▶ [EXERCISE DESCRIPTION]: Keep the pictures out and restate every record exactly.

# ITEMS start

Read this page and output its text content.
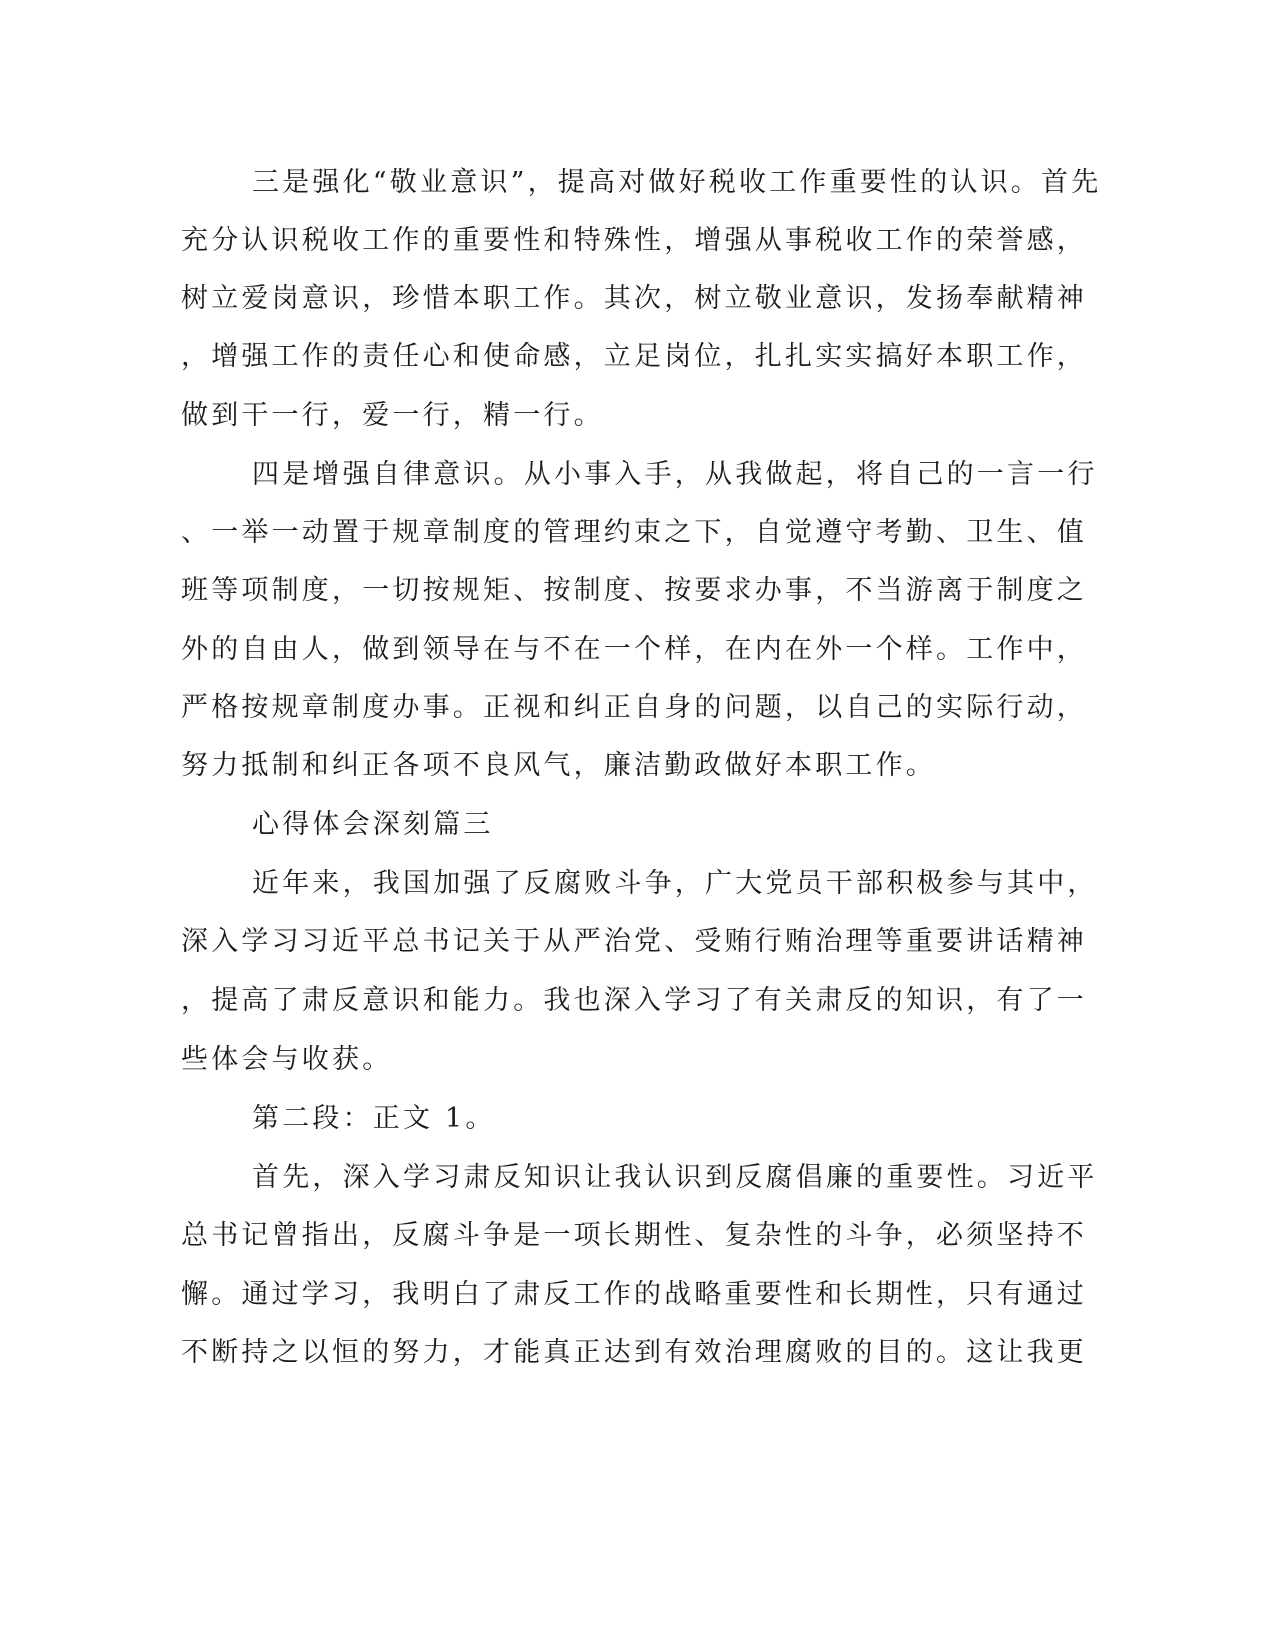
三是强化“敬业意识”，提高对做好税收工作重要性的认识。首先
充分认识税收工作的重要性和特殊性，增强从事税收工作的荣誉感，
树立爱岗意识，珍惜本职工作。其次，树立敬业意识，发扬奉献精神
，增强工作的责任心和使命感，立足岗位，扎扎实实搞好本职工作，
做到干一行，爱一行，精一行。
四是增强自律意识。从小事入手，从我做起，将自己的一言一行
、一举一动置于规章制度的管理约束之下，自觉遵守考勤、卫生、值
班等项制度，一切按规矩、按制度、按要求办事，不当游离于制度之
外的自由人，做到领导在与不在一个样，在内在外一个样。工作中，
严格按规章制度办事。正视和纠正自身的问题，以自己的实际行动，
努力抵制和纠正各项不良风气，廉洁勤政做好本职工作。
心得体会深刻篇三
近年来，我国加强了反腐败斗争，广大党员干部积极参与其中，
深入学习习近平总书记关于从严治党、受贿行贿治理等重要讲话精神
，提高了肃反意识和能力。我也深入学习了有关肃反的知识，有了一
些体会与收获。
第二段：正文 1。
首先，深入学习肃反知识让我认识到反腐倡廉的重要性。习近平
总书记曾指出，反腐斗争是一项长期性、复杂性的斗争，必须坚持不
懈。通过学习，我明白了肃反工作的战略重要性和长期性，只有通过
不断持之以恒的努力，才能真正达到有效治理腐败的目的。这让我更
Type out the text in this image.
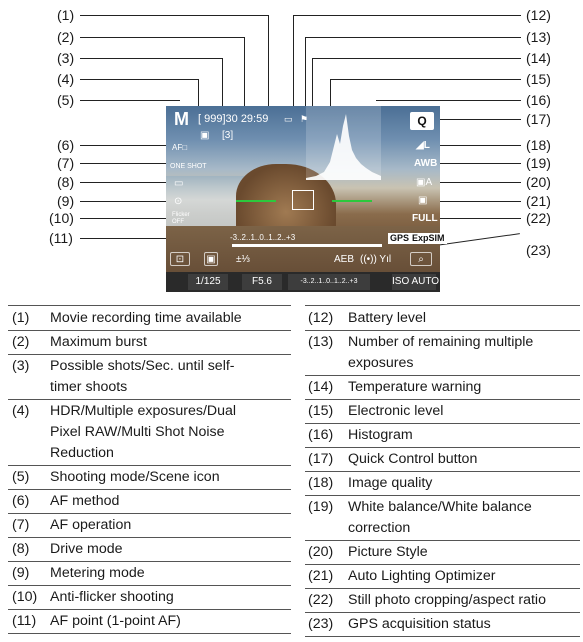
(1)
(2)
(3)
(4)
(5)
(6)
(7)
(8)
(9)
(10)
(11)
(12)
(13)
(14)
(15)
(16)
(17)
(18)
(19)
(20)
(21)
(22)
(23)
M [ 999]30 29:59 ▭ ⚑
▣ [3]
AF□
ONE SHOT
▭
⊙
Flicker
OFF
Q
◢L
AWB
▣A
▣
FULL
-3..2..1..0..1..2..+3	GPS ExpSIM
⊡	▣ ±⅓	AEB ((•)) Yıl	⌕
1/125	F5.6	-3..2..1..0..1..2..+3	ISO AUTO
(1) Movie recording time available
(2) Maximum burst
(3) Possible shots/Sec. until self-
timer shoots
(4) HDR/Multiple exposures/Dual
Pixel RAW/Multi Shot Noise
Reduction
(5) Shooting mode/Scene icon
(6) AF method
(7) AF operation
(8) Drive mode
(9) Metering mode
(10) Anti-flicker shooting
(11) AF point (1-point AF)
(12) Battery level
(13) Number of remaining multiple
exposures
(14) Temperature warning
(15) Electronic level
(16) Histogram
(17) Quick Control button
(18) Image quality
(19) White balance/White balance
correction
(20) Picture Style
(21) Auto Lighting Optimizer
(22) Still photo cropping/aspect ratio
(23) GPS acquisition status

# ITEMS end

▶ [SOLUTION FOR THIS PROBLEM]:
Read this page and output its text content.
三是强化“敬业意识”，提高对做好税收工作重要性的认识。首先
充分认识税收工作的重要性和特殊性，增强从事税收工作的荣誉感，
树立爱岗意识，珍惜本职工作。其次，树立敬业意识，发扬奉献精神
，增强工作的责任心和使命感，立足岗位，扎扎实实搞好本职工作，
做到干一行，爱一行，精一行。
四是增强自律意识。从小事入手，从我做起，将自己的一言一行
、一举一动置于规章制度的管理约束之下，自觉遵守考勤、卫生、值
班等项制度，一切按规矩、按制度、按要求办事，不当游离于制度之
外的自由人，做到领导在与不在一个样，在内在外一个样。工作中，
严格按规章制度办事。正视和纠正自身的问题，以自己的实际行动，
努力抵制和纠正各项不良风气，廉洁勤政做好本职工作。
心得体会深刻篇三
近年来，我国加强了反腐败斗争，广大党员干部积极参与其中，
深入学习习近平总书记关于从严治党、受贿行贿治理等重要讲话精神
，提高了肃反意识和能力。我也深入学习了有关肃反的知识，有了一
些体会与收获。
第二段：正文 1。
首先，深入学习肃反知识让我认识到反腐倡廉的重要性。习近平
总书记曾指出，反腐斗争是一项长期性、复杂性的斗争，必须坚持不
懈。通过学习，我明白了肃反工作的战略重要性和长期性，只有通过
不断持之以恒的努力，才能真正达到有效治理腐败的目的。这让我更
Type out the text in this image.
(1)
(2)
(3)
(4)
(5)
(6)
(7)
(8)
(9)
(10)
(11)
(12)
(13)
(14)
(15)
(16)
(17)
(18)
(19)
(20)
(21)
(22)
(23)
M [ 999]30 29:59 ▭ ⚑
▣ [3]
AF□
ONE SHOT
▭
⊙
Flicker
OFF
Q
◢L
AWB
▣A
▣
FULL
-3..2..1..0..1..2..+3	GPS ExpSIM
⊡	▣ ±⅓	AEB ((•)) Yıl	⌕
1/125	F5.6	-3..2..1..0..1..2..+3	ISO AUTO
(1) Movie recording time available
(2) Maximum burst
(3) Possible shots/Sec. until self-
timer shoots
(4) HDR/Multiple exposures/Dual
Pixel RAW/Multi Shot Noise
Reduction
(5) Shooting mode/Scene icon
(6) AF method
(7) AF operation
(8) Drive mode
(9) Metering mode
(10) Anti-flicker shooting
(11) AF point (1-point AF)
(12) Battery level
(13) Number of remaining multiple
exposures
(14) Temperature warning
(15) Electronic level
(16) Histogram
(17) Quick Control button
(18) Image quality
(19) White balance/White balance
correction
(20) Picture Style
(21) Auto Lighting Optimizer
(22) Still photo cropping/aspect ratio
(23) GPS acquisition status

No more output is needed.